SET EXERCISE. Reproduce the items that follow from their first line through the line containing "The lure 10 is at (267, 50).", both ends included, without changing any line.

GIVEN DATA.
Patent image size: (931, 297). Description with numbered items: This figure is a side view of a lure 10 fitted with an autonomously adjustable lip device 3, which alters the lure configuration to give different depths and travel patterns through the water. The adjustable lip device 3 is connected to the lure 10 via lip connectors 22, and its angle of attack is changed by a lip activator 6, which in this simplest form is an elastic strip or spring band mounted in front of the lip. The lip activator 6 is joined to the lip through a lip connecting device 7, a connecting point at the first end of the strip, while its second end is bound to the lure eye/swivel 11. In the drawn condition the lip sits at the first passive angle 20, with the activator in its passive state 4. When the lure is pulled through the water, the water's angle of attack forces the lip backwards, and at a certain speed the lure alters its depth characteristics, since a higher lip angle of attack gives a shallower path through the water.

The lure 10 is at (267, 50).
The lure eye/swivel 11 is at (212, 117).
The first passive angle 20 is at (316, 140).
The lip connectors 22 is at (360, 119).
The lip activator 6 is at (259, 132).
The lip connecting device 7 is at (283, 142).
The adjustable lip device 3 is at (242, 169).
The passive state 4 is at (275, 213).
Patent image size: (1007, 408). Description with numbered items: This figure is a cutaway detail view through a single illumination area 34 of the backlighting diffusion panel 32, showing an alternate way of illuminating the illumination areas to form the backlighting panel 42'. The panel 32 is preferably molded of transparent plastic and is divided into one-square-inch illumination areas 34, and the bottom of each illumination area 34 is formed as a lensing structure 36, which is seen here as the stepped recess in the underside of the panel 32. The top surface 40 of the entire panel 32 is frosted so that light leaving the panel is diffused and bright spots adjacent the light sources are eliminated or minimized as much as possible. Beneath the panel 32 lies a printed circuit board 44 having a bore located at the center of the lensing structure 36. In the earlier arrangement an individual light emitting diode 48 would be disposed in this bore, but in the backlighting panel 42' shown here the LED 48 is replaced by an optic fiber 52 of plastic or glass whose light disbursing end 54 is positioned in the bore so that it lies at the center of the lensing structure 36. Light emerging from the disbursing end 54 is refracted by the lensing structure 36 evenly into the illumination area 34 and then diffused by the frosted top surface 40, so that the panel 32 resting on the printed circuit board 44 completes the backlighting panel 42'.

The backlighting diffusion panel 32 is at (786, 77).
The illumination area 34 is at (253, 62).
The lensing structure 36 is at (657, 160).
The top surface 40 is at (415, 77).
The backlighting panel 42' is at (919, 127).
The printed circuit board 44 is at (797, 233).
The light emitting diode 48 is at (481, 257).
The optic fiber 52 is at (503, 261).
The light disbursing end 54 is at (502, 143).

SOLUTION FOR THIS EXERCISE.
Patent image size: (931, 297). Description with numbered items: This figure is a side view of a lure 10 fitted with an autonomously adjustable lip device 3, which alters the lure configuration to give different depths and travel patterns through the water. The adjustable lip device 3 is connected to the lure 10 via lip connectors 22, and its angle of attack is changed by a lip activator 6, which in this simplest form is an elastic strip or spring band mounted in front of the lip. The lip activator 6 is joined to the lip through a lip connecting device 7, a connecting point at the first end of the strip, while its second end is bound to the lure eye/swivel 11. In the drawn condition the lip sits at the first passive angle 20, with the activator in its passive state 4. When the lure is pulled through the water, the water's angle of attack forces the lip backwards, and at a certain speed the lure alters its depth characteristics, since a higher lip angle of attack gives a shallower path through the water.

The lure 10 is at (267, 50).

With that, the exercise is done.